++++ DATA SHOWN ++++
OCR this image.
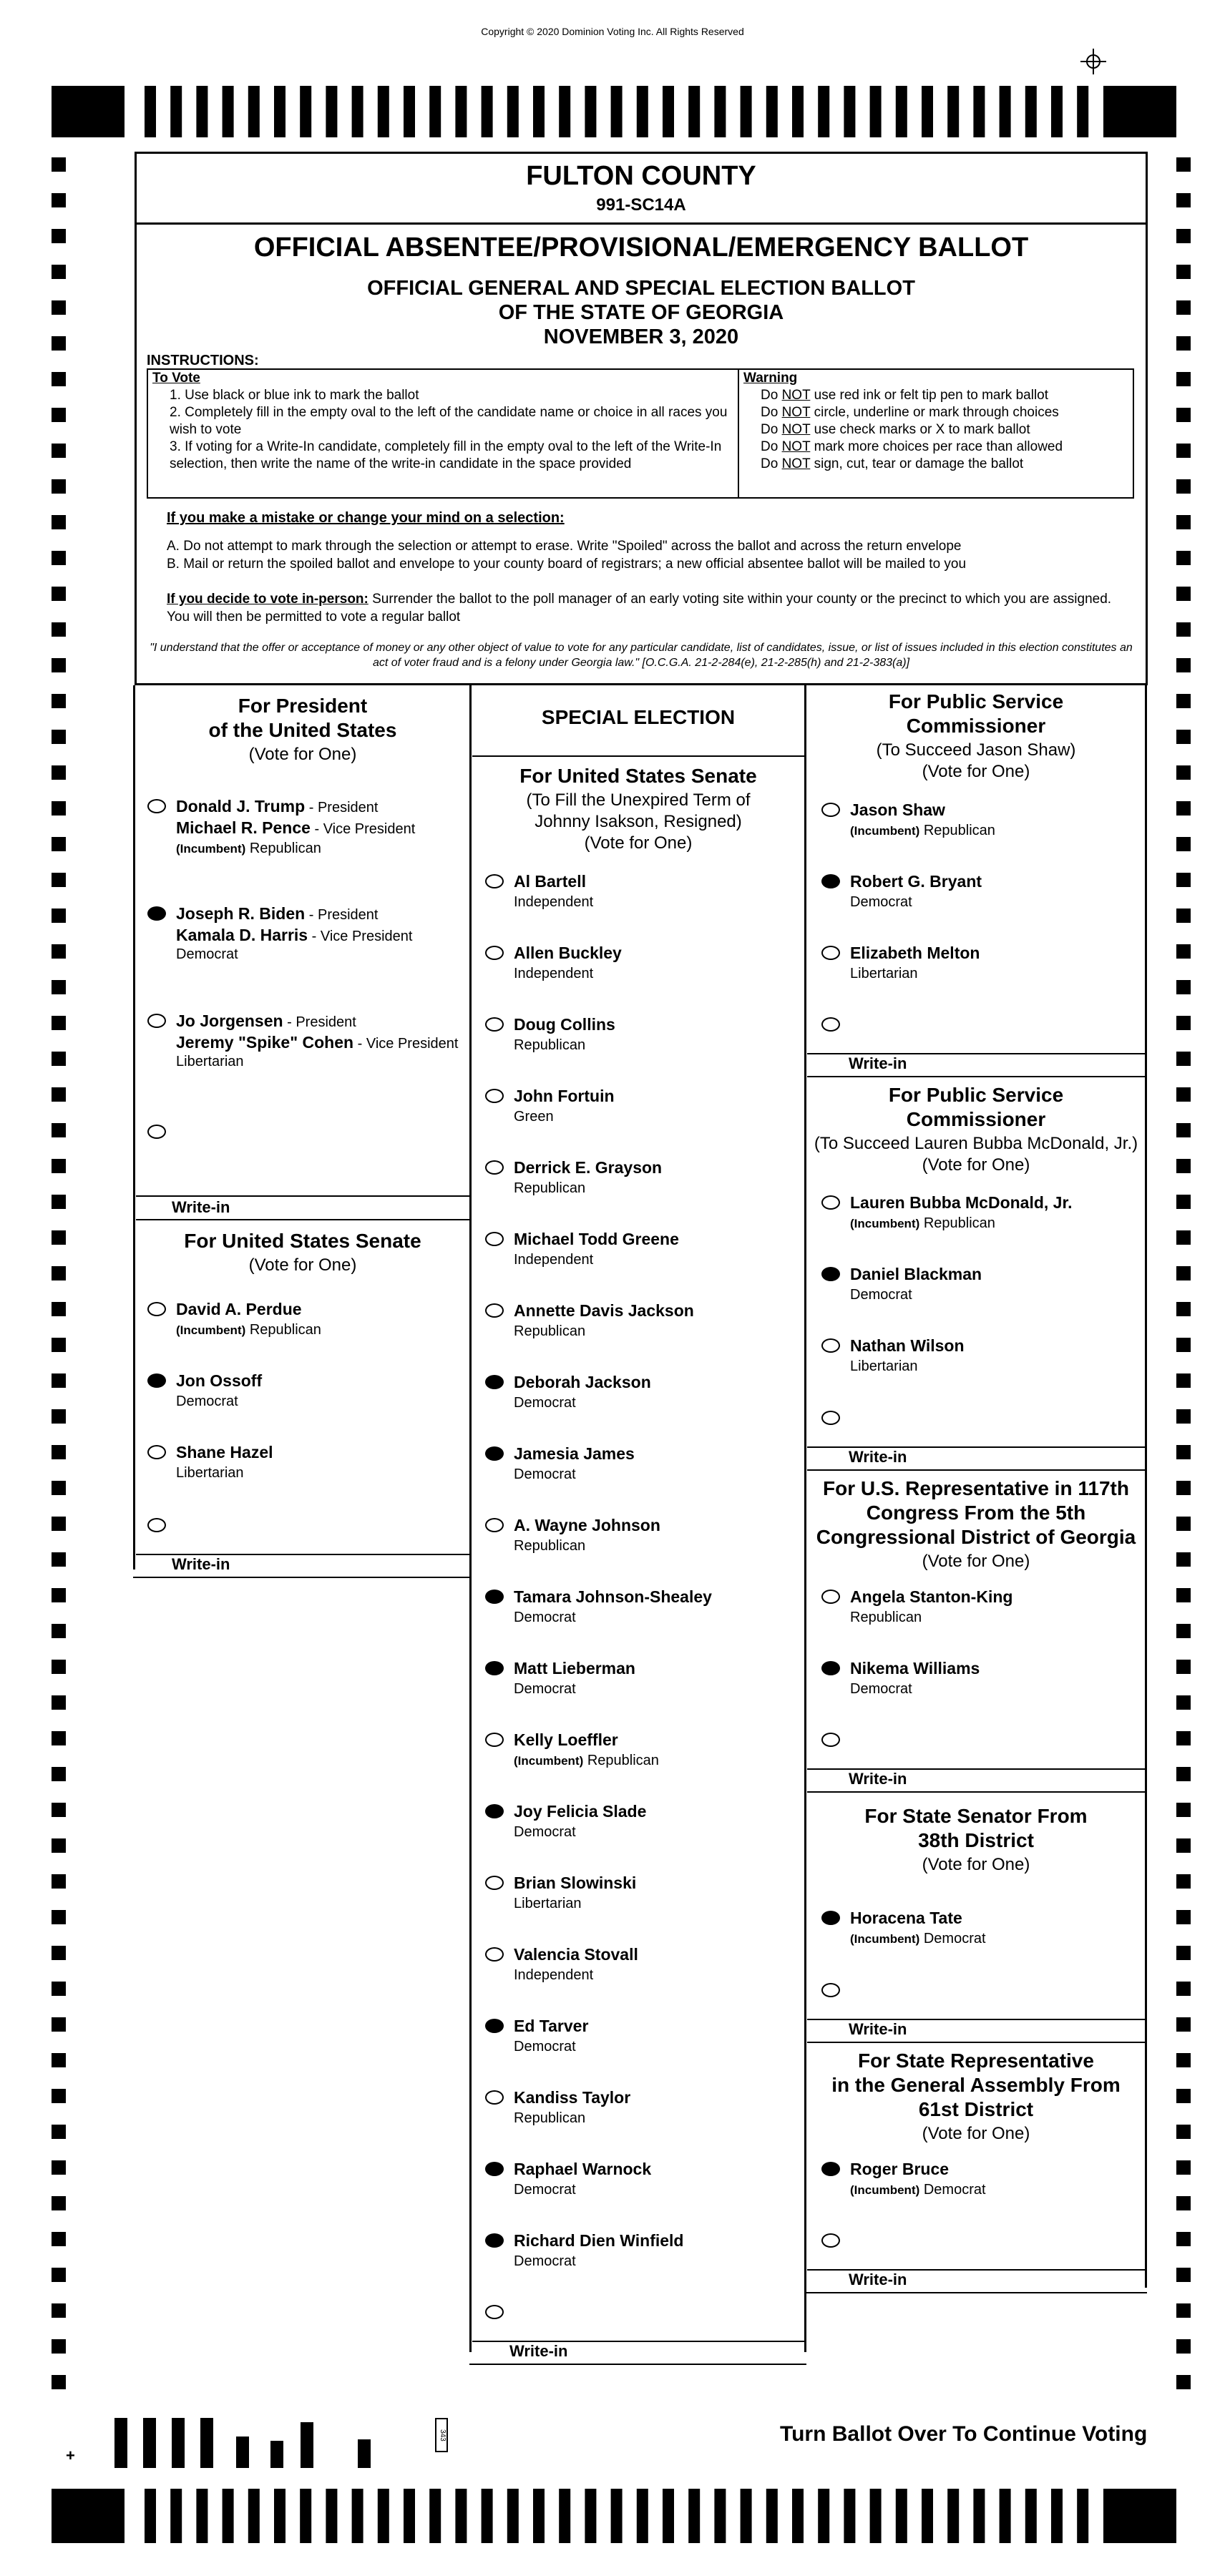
Copyright © 2020 Dominion Voting Inc. All Rights Reserved
FULTON COUNTY
991-SC14A
OFFICIAL ABSENTEE/PROVISIONAL/EMERGENCY BALLOT
OFFICIAL GENERAL AND SPECIAL ELECTION BALLOT
OF THE STATE OF GEORGIA
NOVEMBER 3, 2020
INSTRUCTIONS:
To Vote
1. Use black or blue ink to mark the ballot
2. Completely fill in the empty oval to the left of the candidate name or choice in all races you wish to vote
3. If voting for a Write-In candidate, completely fill in the empty oval to the left of the Write-In selection, then write the name of the write-in candidate in the space provided
Warning
Do NOT use red ink or felt tip pen to mark ballot
Do NOT circle, underline or mark through choices
Do NOT use check marks or X to mark ballot
Do NOT mark more choices per race than allowed
Do NOT sign, cut, tear or damage the ballot
If you make a mistake or change your mind on a selection:
A. Do not attempt to mark through the selection or attempt to erase. Write "Spoiled" across the ballot and across the return envelope
B. Mail or return the spoiled ballot and envelope to your county board of registrars; a new official absentee ballot will be mailed to you
If you decide to vote in-person: Surrender the ballot to the poll manager of an early voting site within your county or the precinct to which you are assigned. You will then be permitted to vote a regular ballot
"I understand that the offer or acceptance of money or any other object of value to vote for any particular candidate, list of candidates, issue, or list of issues included in this election constitutes an act of voter fraud and is a felony under Georgia law." [O.C.G.A. 21-2-284(e), 21-2-285(h) and 21-2-383(a)]
For President
of the United States
(Vote for One)
Donald J. Trump - President
Michael R. Pence - Vice President
(Incumbent) Republican
Joseph R. Biden - President
Kamala D. Harris - Vice President
Democrat
Jo Jorgensen - President
Jeremy "Spike" Cohen - Vice President
Libertarian
Write-in
For United States Senate
(Vote for One)
David A. Perdue
(Incumbent) Republican
Jon Ossoff
Democrat
Shane Hazel
Libertarian
Write-in
SPECIAL ELECTION
For United States Senate
(To Fill the Unexpired Term of
Johnny Isakson, Resigned)
(Vote for One)
Al Bartell
Independent
Allen Buckley
Independent
Doug Collins
Republican
John Fortuin
Green
Derrick E. Grayson
Republican
Michael Todd Greene
Independent
Annette Davis Jackson
Republican
Deborah Jackson
Democrat
Jamesia James
Democrat
A. Wayne Johnson
Republican
Tamara Johnson-Shealey
Democrat
Matt Lieberman
Democrat
Kelly Loeffler
(Incumbent) Republican
Joy Felicia Slade
Democrat
Brian Slowinski
Libertarian
Valencia Stovall
Independent
Ed Tarver
Democrat
Kandiss Taylor
Republican
Raphael Warnock
Democrat
Richard Dien Winfield
Democrat
Write-in
For Public Service
Commissioner
(To Succeed Jason Shaw)
(Vote for One)
Jason Shaw
(Incumbent) Republican
Robert G. Bryant
Democrat
Elizabeth Melton
Libertarian
Write-in
For Public Service
Commissioner
(To Succeed Lauren Bubba McDonald, Jr.)
(Vote for One)
Lauren Bubba McDonald, Jr.
(Incumbent) Republican
Daniel Blackman
Democrat
Nathan Wilson
Libertarian
Write-in
For U.S. Representative in 117th
Congress From the 5th
Congressional District of Georgia
(Vote for One)
Angela Stanton-King
Republican
Nikema Williams
Democrat
Write-in
For State Senator From
38th District
(Vote for One)
Horacena Tate
(Incumbent) Democrat
Write-in
For State Representative
in the General Assembly From
61st District
(Vote for One)
Roger Bruce
(Incumbent) Democrat
Write-in
+
343	Turn Ballot Over To Continue Voting
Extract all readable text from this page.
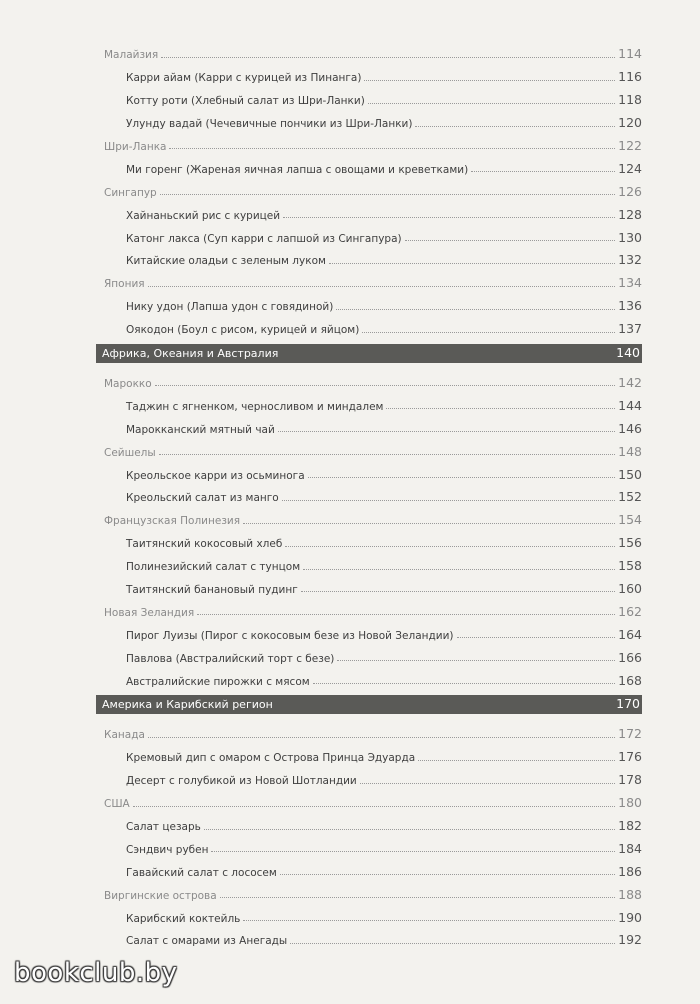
Малайзия	114
Карри айам (Карри с курицей из Пинанга)	116
Котту роти (Хлебный салат из Шри-Ланки)	118
Улунду вадай (Чечевичные пончики из Шри-Ланки)	120
Шри-Ланка	122
Ми горенг (Жареная яичная лапша с овощами и креветками)	124
Сингапур	126
Хайнаньский рис с курицей	128
Катонг лакса (Суп карри с лапшой из Сингапура)	130
Китайские оладьи с зеленым луком	132
Япония	134
Нику удон (Лапша удон с говядиной)	136
Оякодон (Боул с рисом, курицей и яйцом)	137
Африка, Океания и Австралия	140
Марокко	142
Таджин с ягненком, черносливом и миндалем	144
Марокканский мятный чай	146
Сейшелы	148
Креольское карри из осьминога	150
Креольский салат из манго	152
Французская Полинезия	154
Таитянский кокосовый хлеб	156
Полинезийский салат с тунцом	158
Таитянский банановый пудинг	160
Новая Зеландия	162
Пирог Луизы (Пирог с кокосовым безе из Новой Зеландии)	164
Павлова (Австралийский торт с безе)	166
Австралийские пирожки с мясом	168
Америка и Карибский регион	170
Канада	172
Кремовый дип с омаром с Острова Принца Эдуарда	176
Десерт с голубикой из Новой Шотландии	178
США	180
Салат цезарь	182
Сэндвич рубен	184
Гавайский салат с лососем	186
Виргинские острова	188
Карибский коктейль	190
Салат с омарами из Анегады	192
bookclub.by
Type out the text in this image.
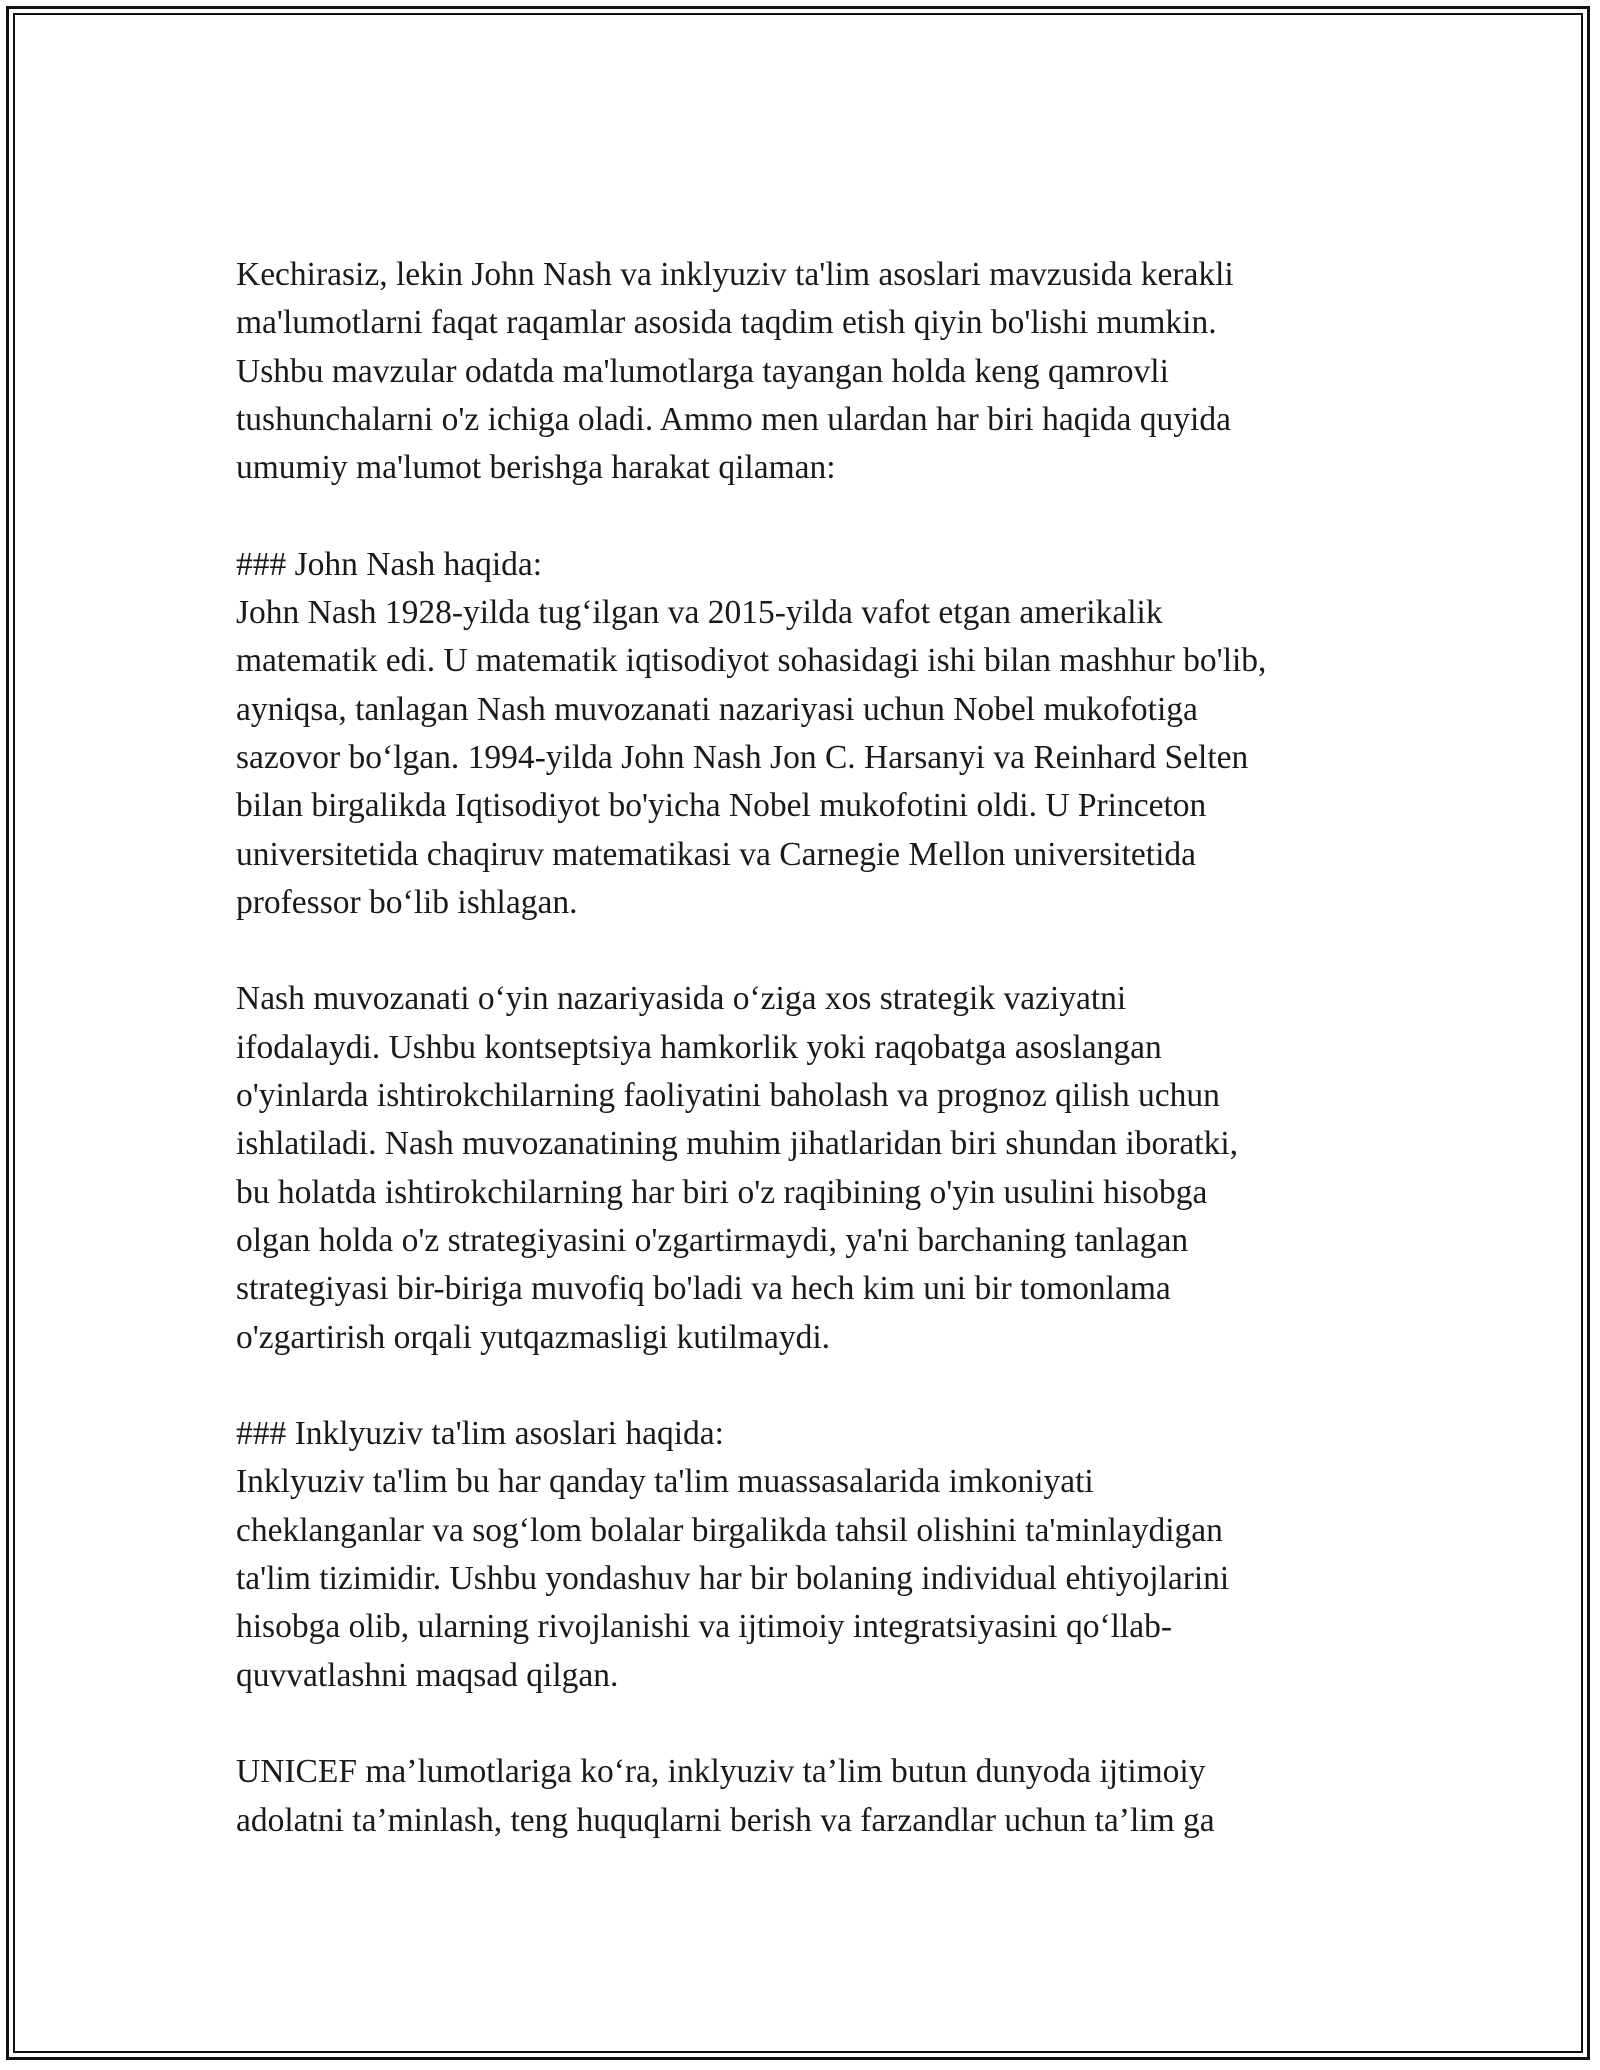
Kechirasiz, lekin John Nash va inklyuziv ta'lim asoslari mavzusida kerakli
ma'lumotlarni faqat raqamlar asosida taqdim etish qiyin bo'lishi mumkin.
Ushbu mavzular odatda ma'lumotlarga tayangan holda keng qamrovli
tushunchalarni o'z ichiga oladi. Ammo men ulardan har biri haqida quyida
umumiy ma'lumot berishga harakat qilaman:
### John Nash haqida:
John Nash 1928-yilda tug‘ilgan va 2015-yilda vafot etgan amerikalik
matematik edi. U matematik iqtisodiyot sohasidagi ishi bilan mashhur bo'lib,
ayniqsa, tanlagan Nash muvozanati nazariyasi uchun Nobel mukofotiga
sazovor bo‘lgan. 1994-yilda John Nash Jon C. Harsanyi va Reinhard Selten
bilan birgalikda Iqtisodiyot bo'yicha Nobel mukofotini oldi. U Princeton
universitetida chaqiruv matematikasi va Carnegie Mellon universitetida
professor bo‘lib ishlagan.
Nash muvozanati o‘yin nazariyasida o‘ziga xos strategik vaziyatni
ifodalaydi. Ushbu kontseptsiya hamkorlik yoki raqobatga asoslangan
o'yinlarda ishtirokchilarning faoliyatini baholash va prognoz qilish uchun
ishlatiladi. Nash muvozanatining muhim jihatlaridan biri shundan iboratki,
bu holatda ishtirokchilarning har biri o'z raqibining o'yin usulini hisobga
olgan holda o'z strategiyasini o'zgartirmaydi, ya'ni barchaning tanlagan
strategiyasi bir-biriga muvofiq bo'ladi va hech kim uni bir tomonlama
o'zgartirish orqali yutqazmasligi kutilmaydi.
### Inklyuziv ta'lim asoslari haqida:
Inklyuziv ta'lim bu har qanday ta'lim muassasalarida imkoniyati
cheklanganlar va sog‘lom bolalar birgalikda tahsil olishini ta'minlaydigan
ta'lim tizimidir. Ushbu yondashuv har bir bolaning individual ehtiyojlarini
hisobga olib, ularning rivojlanishi va ijtimoiy integratsiyasini qo‘llab-
quvvatlashni maqsad qilgan.
UNICEF ma’lumotlariga ko‘ra, inklyuziv ta’lim butun dunyoda ijtimoiy
adolatni ta’minlash, teng huquqlarni berish va farzandlar uchun ta’lim ga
++++
▶ [REQUIREMENTS]
In the entries above, find each line with the word "Bubba" and copy it.

▶ [FINAL RESULT]
(To Succeed Lauren Bubba McDonald, Jr.)
Lauren Bubba McDonald, Jr.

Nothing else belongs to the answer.